# PROBLEM TO WORK ON:
Reproduce exactly the final portion of the data: every line from the one containing "Serialize everything readable" through the last line, inclusive.

---- DATASET RECORDS

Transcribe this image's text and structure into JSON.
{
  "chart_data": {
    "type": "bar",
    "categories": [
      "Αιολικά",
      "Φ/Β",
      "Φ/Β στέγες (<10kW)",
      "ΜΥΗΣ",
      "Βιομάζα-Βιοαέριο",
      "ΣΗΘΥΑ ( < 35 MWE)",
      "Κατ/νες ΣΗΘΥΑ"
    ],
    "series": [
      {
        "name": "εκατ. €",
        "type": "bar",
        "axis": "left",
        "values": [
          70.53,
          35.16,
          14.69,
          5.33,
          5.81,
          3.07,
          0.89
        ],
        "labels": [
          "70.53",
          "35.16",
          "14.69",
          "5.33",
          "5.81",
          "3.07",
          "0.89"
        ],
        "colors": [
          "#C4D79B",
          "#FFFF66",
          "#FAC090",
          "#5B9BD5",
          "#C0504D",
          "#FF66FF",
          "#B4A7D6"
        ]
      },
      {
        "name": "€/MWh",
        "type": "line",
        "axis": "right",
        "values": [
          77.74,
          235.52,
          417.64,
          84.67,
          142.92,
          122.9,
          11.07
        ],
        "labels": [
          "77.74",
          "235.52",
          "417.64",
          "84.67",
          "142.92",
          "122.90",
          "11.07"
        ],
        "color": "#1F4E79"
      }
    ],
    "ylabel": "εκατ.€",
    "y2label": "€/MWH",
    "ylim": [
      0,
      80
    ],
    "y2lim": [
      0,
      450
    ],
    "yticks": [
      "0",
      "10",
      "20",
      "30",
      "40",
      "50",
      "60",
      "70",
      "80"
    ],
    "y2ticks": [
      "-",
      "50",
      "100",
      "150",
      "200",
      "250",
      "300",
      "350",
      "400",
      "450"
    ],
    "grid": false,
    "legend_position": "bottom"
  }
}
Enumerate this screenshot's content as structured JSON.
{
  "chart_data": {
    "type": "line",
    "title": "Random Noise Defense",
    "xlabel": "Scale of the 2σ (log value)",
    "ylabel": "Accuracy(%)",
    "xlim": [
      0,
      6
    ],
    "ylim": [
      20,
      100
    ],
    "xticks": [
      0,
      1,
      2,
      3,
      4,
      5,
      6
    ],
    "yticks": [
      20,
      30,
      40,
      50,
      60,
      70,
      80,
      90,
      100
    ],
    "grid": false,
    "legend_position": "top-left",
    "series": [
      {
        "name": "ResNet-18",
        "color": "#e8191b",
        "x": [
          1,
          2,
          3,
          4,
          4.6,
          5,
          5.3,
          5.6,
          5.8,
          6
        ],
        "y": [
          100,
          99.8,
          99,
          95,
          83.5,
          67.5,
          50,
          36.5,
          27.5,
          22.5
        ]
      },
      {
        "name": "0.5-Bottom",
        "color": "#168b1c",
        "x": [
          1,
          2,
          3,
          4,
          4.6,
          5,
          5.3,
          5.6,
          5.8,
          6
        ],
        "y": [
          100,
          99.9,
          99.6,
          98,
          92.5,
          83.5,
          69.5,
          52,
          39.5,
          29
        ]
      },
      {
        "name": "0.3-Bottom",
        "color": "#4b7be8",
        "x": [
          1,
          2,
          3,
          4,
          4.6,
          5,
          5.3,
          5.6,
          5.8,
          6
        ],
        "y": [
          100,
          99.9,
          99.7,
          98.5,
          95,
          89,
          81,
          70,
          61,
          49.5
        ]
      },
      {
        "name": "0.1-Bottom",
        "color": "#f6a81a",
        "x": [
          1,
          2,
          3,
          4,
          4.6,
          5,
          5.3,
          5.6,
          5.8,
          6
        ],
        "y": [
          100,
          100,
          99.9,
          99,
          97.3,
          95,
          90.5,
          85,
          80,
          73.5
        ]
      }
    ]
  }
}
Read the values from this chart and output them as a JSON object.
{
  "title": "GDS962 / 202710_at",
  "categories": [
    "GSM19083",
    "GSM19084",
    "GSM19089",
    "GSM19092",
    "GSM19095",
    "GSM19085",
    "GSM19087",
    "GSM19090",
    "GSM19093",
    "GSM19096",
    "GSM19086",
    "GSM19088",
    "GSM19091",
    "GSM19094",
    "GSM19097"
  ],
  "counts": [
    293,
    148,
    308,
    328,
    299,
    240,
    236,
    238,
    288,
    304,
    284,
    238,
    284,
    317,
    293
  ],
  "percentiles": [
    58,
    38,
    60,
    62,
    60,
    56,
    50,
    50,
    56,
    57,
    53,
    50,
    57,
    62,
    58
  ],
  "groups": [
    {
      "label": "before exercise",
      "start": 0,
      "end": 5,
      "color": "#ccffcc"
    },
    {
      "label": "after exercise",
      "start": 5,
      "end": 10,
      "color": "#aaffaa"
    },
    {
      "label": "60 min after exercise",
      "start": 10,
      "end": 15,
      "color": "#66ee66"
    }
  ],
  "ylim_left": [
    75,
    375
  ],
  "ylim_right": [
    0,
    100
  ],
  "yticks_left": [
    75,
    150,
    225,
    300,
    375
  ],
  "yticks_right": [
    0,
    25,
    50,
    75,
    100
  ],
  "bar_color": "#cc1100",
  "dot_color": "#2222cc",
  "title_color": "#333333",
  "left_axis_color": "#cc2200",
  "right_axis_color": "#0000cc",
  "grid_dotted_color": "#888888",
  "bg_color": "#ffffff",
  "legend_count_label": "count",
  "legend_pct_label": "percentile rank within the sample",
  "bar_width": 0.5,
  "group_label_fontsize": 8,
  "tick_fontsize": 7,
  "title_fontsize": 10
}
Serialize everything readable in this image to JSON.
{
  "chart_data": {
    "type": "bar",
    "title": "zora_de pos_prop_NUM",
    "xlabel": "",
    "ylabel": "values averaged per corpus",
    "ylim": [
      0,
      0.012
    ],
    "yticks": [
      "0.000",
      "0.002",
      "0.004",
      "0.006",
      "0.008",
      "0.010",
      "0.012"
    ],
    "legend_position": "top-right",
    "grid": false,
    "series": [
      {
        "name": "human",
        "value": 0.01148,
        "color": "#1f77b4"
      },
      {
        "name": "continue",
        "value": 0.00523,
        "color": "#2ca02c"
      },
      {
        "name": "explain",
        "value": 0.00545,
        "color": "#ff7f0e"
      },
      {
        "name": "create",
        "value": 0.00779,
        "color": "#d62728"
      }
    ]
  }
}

--------

# FULL OUTPUT:
Serialize everything readable in this image to JSON.
{
  "chart_data": {
    "type": "bar",
    "title": "zora_de pos_prop_NUM",
    "xlabel": "",
    "ylabel": "values averaged per corpus",
    "ylim": [
      0,
      0.012
    ],
    "yticks": [
      "0.000",
      "0.002",
      "0.004",
      "0.006",
      "0.008",
      "0.010",
      "0.012"
    ],
    "legend_position": "top-right",
    "grid": false,
    "series": [
      {
        "name": "human",
        "value": 0.01148,
        "color": "#1f77b4"
      },
      {
        "name": "continue",
        "value": 0.00523,
        "color": "#2ca02c"
      },
      {
        "name": "explain",
        "value": 0.00545,
        "color": "#ff7f0e"
      },
      {
        "name": "create",
        "value": 0.00779,
        "color": "#d62728"
      }
    ]
  }
}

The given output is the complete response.